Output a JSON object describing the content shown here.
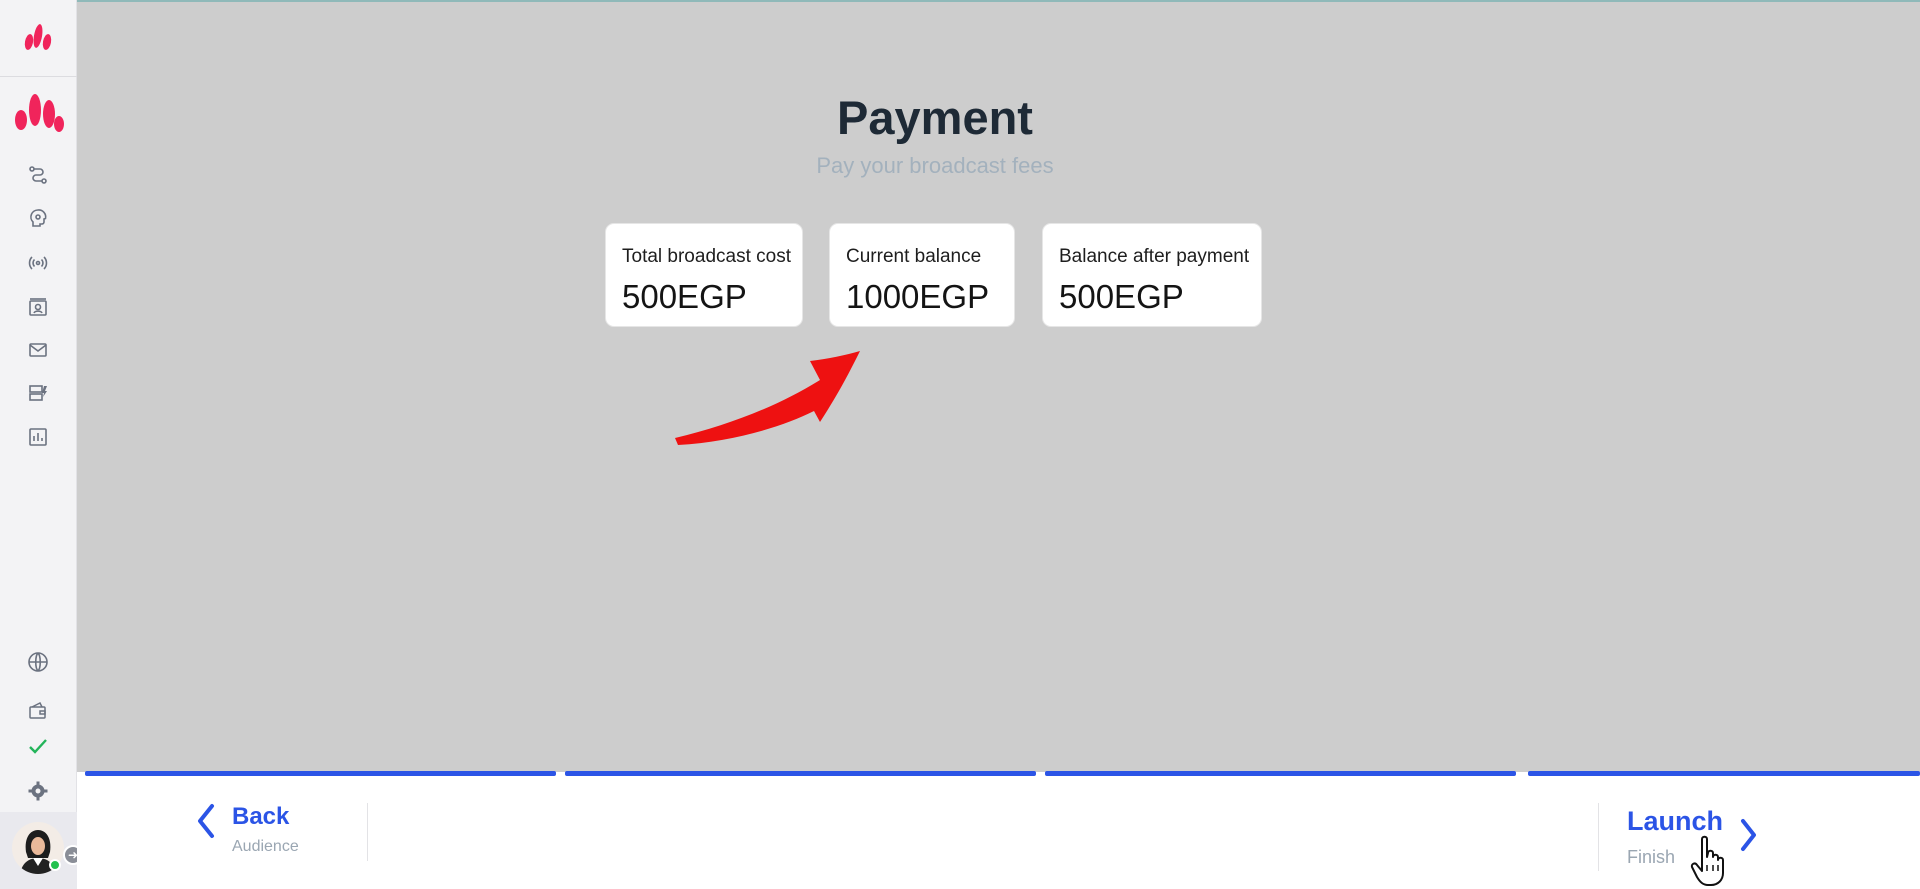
{
  "page": {
    "title": "Payment",
    "subtitle": "Pay your broadcast fees"
  },
  "cards": [
    {
      "label": "Total broadcast cost",
      "value": "500EGP"
    },
    {
      "label": "Current balance",
      "value": "1000EGP"
    },
    {
      "label": "Balance after payment",
      "value": "500EGP"
    }
  ],
  "footer": {
    "back_label": "Back",
    "back_sub": "Audience",
    "launch_label": "Launch",
    "launch_sub": "Finish"
  },
  "sidebar": {
    "icons": [
      "flow-icon",
      "bot-settings-icon",
      "broadcast-icon",
      "contacts-icon",
      "inbox-icon",
      "templates-icon",
      "analytics-icon",
      "globe-icon",
      "wallet-icon",
      "check-icon",
      "settings-icon"
    ]
  },
  "colors": {
    "accent": "#2b54e6",
    "brand": "#f0245b",
    "overlay": "#cdcdcd",
    "online": "#23c14e"
  },
  "progress_steps": 4,
  "progress_completed": 4
}
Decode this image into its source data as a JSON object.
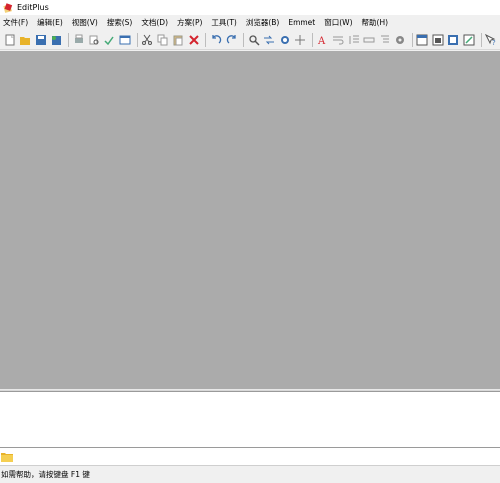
{
  "window": {
    "title": "EditPlus"
  },
  "menu": [
    {
      "label": "文件(F)",
      "name": "menu-file"
    },
    {
      "label": "编辑(E)",
      "name": "menu-edit"
    },
    {
      "label": "视图(V)",
      "name": "menu-view"
    },
    {
      "label": "搜索(S)",
      "name": "menu-search"
    },
    {
      "label": "文档(D)",
      "name": "menu-document"
    },
    {
      "label": "方案(P)",
      "name": "menu-project"
    },
    {
      "label": "工具(T)",
      "name": "menu-tools"
    },
    {
      "label": "浏览器(B)",
      "name": "menu-browser"
    },
    {
      "label": "Emmet",
      "name": "menu-emmet"
    },
    {
      "label": "窗口(W)",
      "name": "menu-window"
    },
    {
      "label": "帮助(H)",
      "name": "menu-help"
    }
  ],
  "toolbar_icons": [
    "new-file-icon",
    "open-file-icon",
    "save-icon",
    "save-all-icon",
    "sep",
    "print-icon",
    "print-preview-icon",
    "spellcheck-icon",
    "browser-icon",
    "sep",
    "cut-icon",
    "copy-icon",
    "paste-icon",
    "delete-icon",
    "sep",
    "undo-icon",
    "redo-icon",
    "sep",
    "find-icon",
    "replace-icon",
    "find-in-files-icon",
    "goto-line-icon",
    "sep",
    "font-icon",
    "word-wrap-icon",
    "line-number-icon",
    "ruler-icon",
    "indent-guide-icon",
    "settings-icon",
    "sep",
    "tile-horizontal-icon",
    "tile-vertical-icon",
    "cascade-icon",
    "full-screen-icon",
    "sep",
    "help-icon"
  ],
  "status": {
    "text": "如需帮助，请按键盘 F1 键"
  },
  "colors": {
    "workspace": "#ababab",
    "accent_red": "#d4242e",
    "accent_yellow": "#e8b32a"
  }
}
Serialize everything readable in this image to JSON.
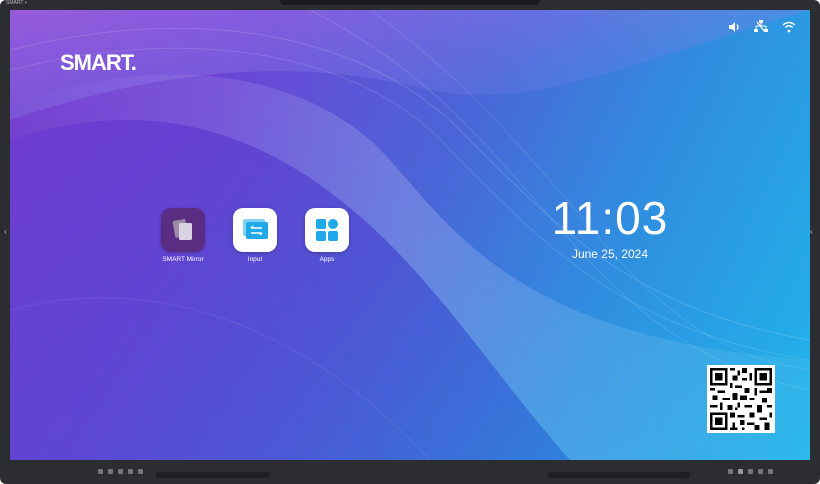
{
  "device": {
    "label": "SMART ▪"
  },
  "brand": {
    "logo_text": "SMART."
  },
  "status_bar": {
    "icons": [
      "volume-icon",
      "network-icon",
      "wifi-icon"
    ]
  },
  "apps": [
    {
      "label": "SMART Mirror",
      "icon": "mirror-icon",
      "color": "#5a2c82"
    },
    {
      "label": "Input",
      "icon": "input-icon",
      "color": "#ffffff"
    },
    {
      "label": "Apps",
      "icon": "apps-grid-icon",
      "color": "#ffffff"
    }
  ],
  "clock": {
    "time": "11:03",
    "date": "June 25, 2024"
  },
  "colors": {
    "accent": "#1fa9e8",
    "purple": "#7a3fcf"
  }
}
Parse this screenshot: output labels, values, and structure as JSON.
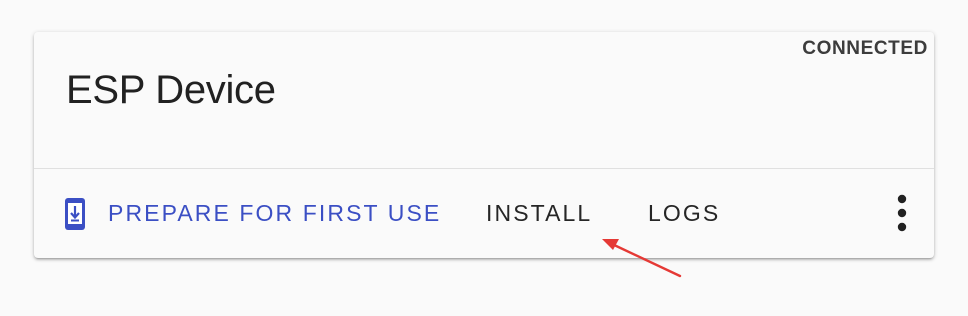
{
  "device": {
    "status": "CONNECTED",
    "title": "ESP Device"
  },
  "actions": {
    "prepare_label": "PREPARE FOR FIRST USE",
    "install_label": "INSTALL",
    "logs_label": "LOGS"
  },
  "icons": {
    "prepare": "phone-download-icon",
    "menu": "more-vertical-icon"
  },
  "colors": {
    "primary": "#3b4fc4",
    "annotation_arrow": "#e53935"
  }
}
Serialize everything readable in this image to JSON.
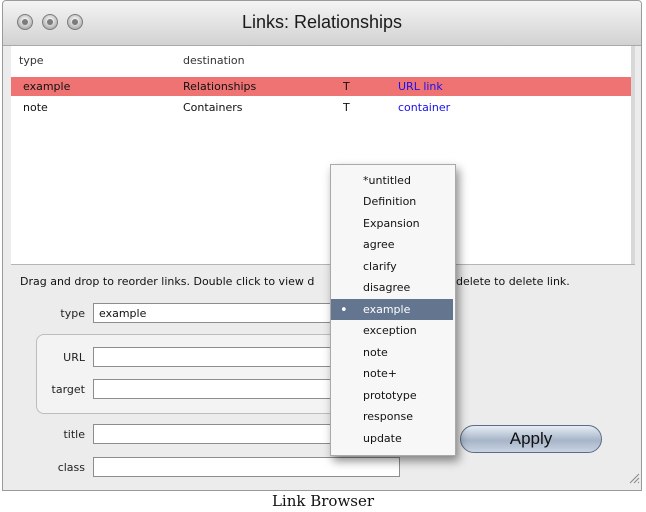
{
  "window": {
    "title": "Links: Relationships"
  },
  "table": {
    "columns": [
      "type",
      "destination"
    ],
    "rows": [
      {
        "type": "example",
        "destination": "Relationships",
        "flag": "T",
        "link": "URL link",
        "selected": true
      },
      {
        "type": "note",
        "destination": "Containers",
        "flag": "T",
        "link": "container",
        "selected": false
      }
    ]
  },
  "hint": {
    "before": "Drag and drop to reorder links. Double click to view d",
    "after": "delete to delete link."
  },
  "form": {
    "type_label": "type",
    "type_value": "example",
    "url_label": "URL",
    "url_value": "",
    "target_label": "target",
    "target_value": "",
    "title_label": "title",
    "title_value": "",
    "class_label": "class",
    "class_value": ""
  },
  "menu": {
    "items": [
      "*untitled",
      "Definition",
      "Expansion",
      "agree",
      "clarify",
      "disagree",
      "example",
      "exception",
      "note",
      "note+",
      "prototype",
      "response",
      "update"
    ],
    "selected": "example"
  },
  "apply_label": "Apply",
  "caption": "Link Browser",
  "colors": {
    "selection_row": "#f07373",
    "menu_highlight": "#64758f",
    "link_text": "#1a10f0"
  }
}
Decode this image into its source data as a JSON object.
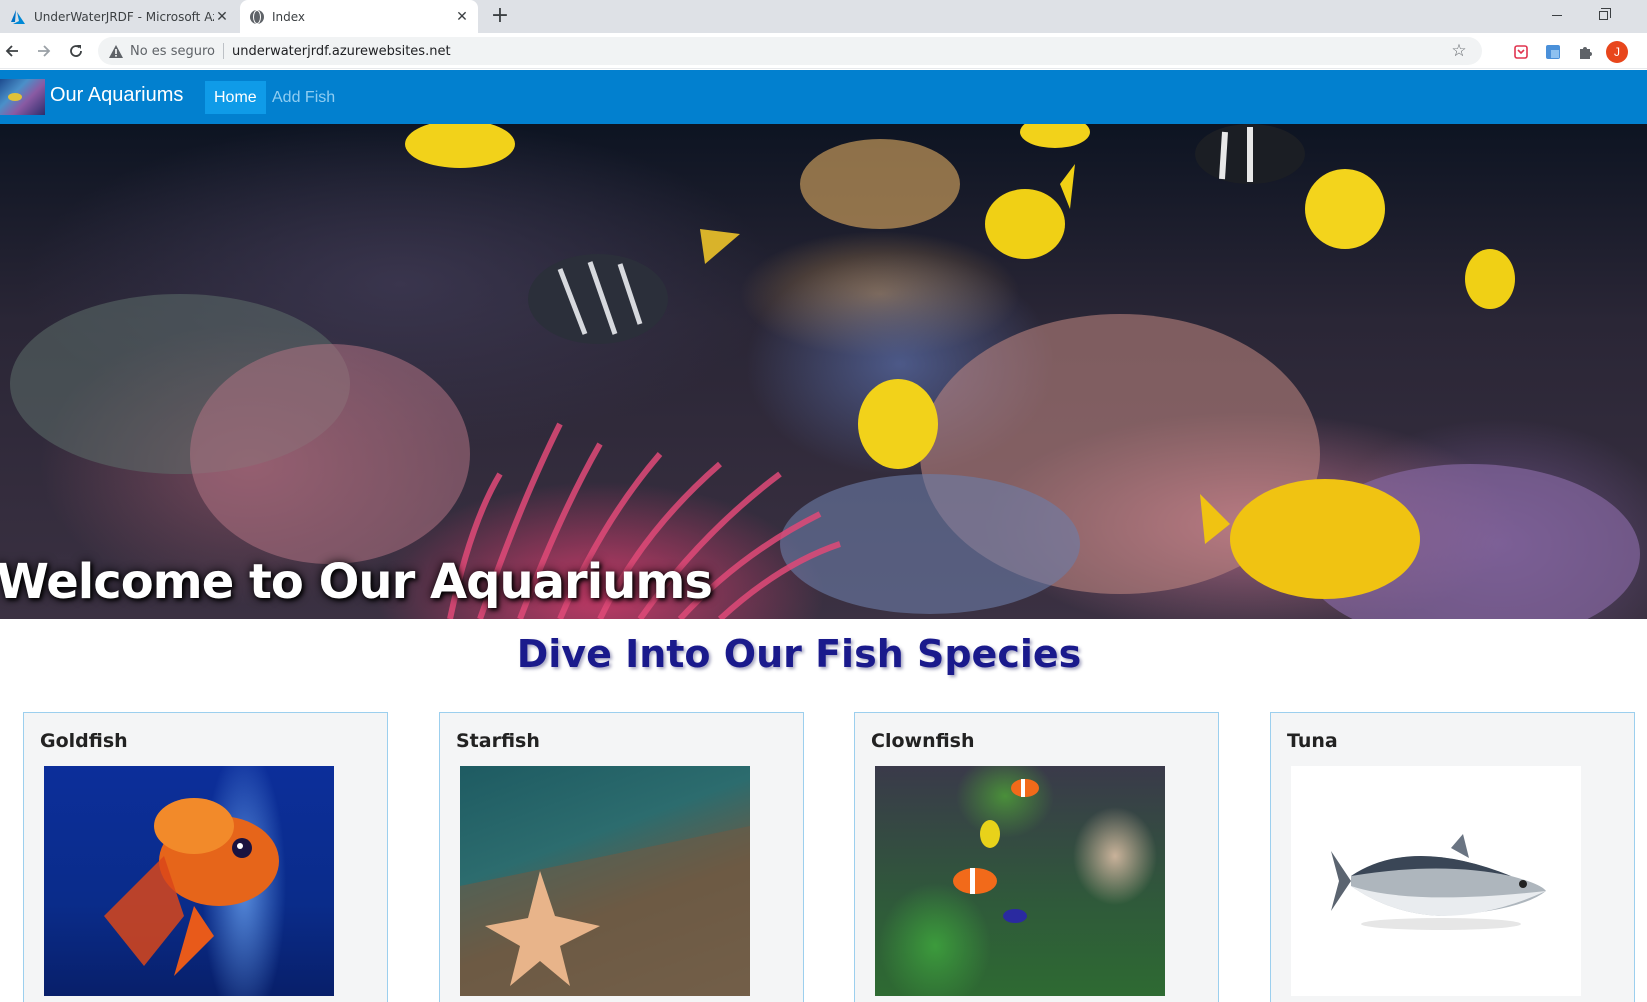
{
  "browser": {
    "tabs": [
      {
        "title": "UnderWaterJRDF - Microsoft Azure",
        "active": false,
        "icon": "azure-icon"
      },
      {
        "title": "Index",
        "active": true,
        "icon": "globe-icon"
      }
    ],
    "security_label": "No es seguro",
    "url": "underwaterjrdf.azurewebsites.net",
    "profile_initial": "J"
  },
  "site": {
    "brand": "Our Aquariums",
    "nav": [
      {
        "label": "Home",
        "active": true
      },
      {
        "label": "Add Fish",
        "active": false
      }
    ],
    "nav_color": "#0280cf"
  },
  "hero": {
    "title": "Welcome to Our Aquariums"
  },
  "section": {
    "title": "Dive Into Our Fish Species",
    "cards": [
      {
        "title": "Goldfish",
        "image": "goldfish-image"
      },
      {
        "title": "Starfish",
        "image": "starfish-image"
      },
      {
        "title": "Clownfish",
        "image": "clownfish-image"
      },
      {
        "title": "Tuna",
        "image": "tuna-image"
      }
    ]
  }
}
▬▬▬▬▬▬
Print the records above exactly as they stand, but leave out the pictures.

Output a JSON object describing the content shown here.
{
  "page": {
    "title": "Payment",
    "subtitle": "Pay your broadcast fees"
  },
  "cards": [
    {
      "label": "Total broadcast cost",
      "value": "500EGP"
    },
    {
      "label": "Current balance",
      "value": "1000EGP"
    },
    {
      "label": "Balance after payment",
      "value": "500EGP"
    }
  ],
  "footer": {
    "back_label": "Back",
    "back_sub": "Audience",
    "launch_label": "Launch",
    "launch_sub": "Finish"
  },
  "sidebar": {
    "icons": [
      "flow-icon",
      "bot-settings-icon",
      "broadcast-icon",
      "contacts-icon",
      "inbox-icon",
      "templates-icon",
      "analytics-icon",
      "globe-icon",
      "wallet-icon",
      "check-icon",
      "settings-icon"
    ]
  },
  "colors": {
    "accent": "#2b54e6",
    "brand": "#f0245b",
    "overlay": "#cdcdcd",
    "online": "#23c14e"
  },
  "progress_steps": 4,
  "progress_completed": 4
}
Decode this image into its source data as a JSON object.
{
  "window": {
    "title": "EditPlus"
  },
  "menu": [
    {
      "label": "文件(F)",
      "name": "menu-file"
    },
    {
      "label": "编辑(E)",
      "name": "menu-edit"
    },
    {
      "label": "视图(V)",
      "name": "menu-view"
    },
    {
      "label": "搜索(S)",
      "name": "menu-search"
    },
    {
      "label": "文档(D)",
      "name": "menu-document"
    },
    {
      "label": "方案(P)",
      "name": "menu-project"
    },
    {
      "label": "工具(T)",
      "name": "menu-tools"
    },
    {
      "label": "浏览器(B)",
      "name": "menu-browser"
    },
    {
      "label": "Emmet",
      "name": "menu-emmet"
    },
    {
      "label": "窗口(W)",
      "name": "menu-window"
    },
    {
      "label": "帮助(H)",
      "name": "menu-help"
    }
  ],
  "toolbar_icons": [
    "new-file-icon",
    "open-file-icon",
    "save-icon",
    "save-all-icon",
    "sep",
    "print-icon",
    "print-preview-icon",
    "spellcheck-icon",
    "browser-icon",
    "sep",
    "cut-icon",
    "copy-icon",
    "paste-icon",
    "delete-icon",
    "sep",
    "undo-icon",
    "redo-icon",
    "sep",
    "find-icon",
    "replace-icon",
    "find-in-files-icon",
    "goto-line-icon",
    "sep",
    "font-icon",
    "word-wrap-icon",
    "line-number-icon",
    "ruler-icon",
    "indent-guide-icon",
    "settings-icon",
    "sep",
    "tile-horizontal-icon",
    "tile-vertical-icon",
    "cascade-icon",
    "full-screen-icon",
    "sep",
    "help-icon"
  ],
  "status": {
    "text": "如需帮助，请按键盘 F1 键"
  },
  "colors": {
    "workspace": "#ababab",
    "accent_red": "#d4242e",
    "accent_yellow": "#e8b32a"
  }
}
Serialize everything readable in this image to JSON.
{
  "device": {
    "label": "SMART ▪"
  },
  "brand": {
    "logo_text": "SMART."
  },
  "status_bar": {
    "icons": [
      "volume-icon",
      "network-icon",
      "wifi-icon"
    ]
  },
  "apps": [
    {
      "label": "SMART Mirror",
      "icon": "mirror-icon",
      "color": "#5a2c82"
    },
    {
      "label": "Input",
      "icon": "input-icon",
      "color": "#ffffff"
    },
    {
      "label": "Apps",
      "icon": "apps-grid-icon",
      "color": "#ffffff"
    }
  ],
  "clock": {
    "time": "11:03",
    "date": "June 25, 2024"
  },
  "colors": {
    "accent": "#1fa9e8",
    "purple": "#7a3fcf"
  }
}
Parse this screenshot: output labels, values, and structure as JSON.
{
  "device": {
    "status": "CONNECTED",
    "title": "ESP Device"
  },
  "actions": {
    "prepare_label": "PREPARE FOR FIRST USE",
    "install_label": "INSTALL",
    "logs_label": "LOGS"
  },
  "icons": {
    "prepare": "phone-download-icon",
    "menu": "more-vertical-icon"
  },
  "colors": {
    "primary": "#3b4fc4",
    "annotation_arrow": "#e53935"
  }
}
Serialize everything readable in this image to JSON.
{
  "window": {
    "title": "Links: Relationships"
  },
  "table": {
    "columns": [
      "type",
      "destination"
    ],
    "rows": [
      {
        "type": "example",
        "destination": "Relationships",
        "flag": "T",
        "link": "URL link",
        "selected": true
      },
      {
        "type": "note",
        "destination": "Containers",
        "flag": "T",
        "link": "container",
        "selected": false
      }
    ]
  },
  "hint": {
    "before": "Drag and drop to reorder links. Double click to view d",
    "after": "delete to delete link."
  },
  "form": {
    "type_label": "type",
    "type_value": "example",
    "url_label": "URL",
    "url_value": "",
    "target_label": "target",
    "target_value": "",
    "title_label": "title",
    "title_value": "",
    "class_label": "class",
    "class_value": ""
  },
  "menu": {
    "items": [
      "*untitled",
      "Definition",
      "Expansion",
      "agree",
      "clarify",
      "disagree",
      "example",
      "exception",
      "note",
      "note+",
      "prototype",
      "response",
      "update"
    ],
    "selected": "example"
  },
  "apply_label": "Apply",
  "caption": "Link Browser",
  "colors": {
    "selection_row": "#f07373",
    "menu_highlight": "#64758f",
    "link_text": "#1a10f0"
  }
}
Decode this image into its source data as a JSON object.
{
  "browser": {
    "tabs": [
      {
        "title": "UnderWaterJRDF - Microsoft Azure",
        "active": false,
        "icon": "azure-icon"
      },
      {
        "title": "Index",
        "active": true,
        "icon": "globe-icon"
      }
    ],
    "security_label": "No es seguro",
    "url": "underwaterjrdf.azurewebsites.net",
    "profile_initial": "J"
  },
  "site": {
    "brand": "Our Aquariums",
    "nav": [
      {
        "label": "Home",
        "active": true
      },
      {
        "label": "Add Fish",
        "active": false
      }
    ],
    "nav_color": "#0280cf"
  },
  "hero": {
    "title": "Welcome to Our Aquariums"
  },
  "section": {
    "title": "Dive Into Our Fish Species",
    "cards": [
      {
        "title": "Goldfish",
        "image": "goldfish-image"
      },
      {
        "title": "Starfish",
        "image": "starfish-image"
      },
      {
        "title": "Clownfish",
        "image": "clownfish-image"
      },
      {
        "title": "Tuna",
        "image": "tuna-image"
      }
    ]
  }
}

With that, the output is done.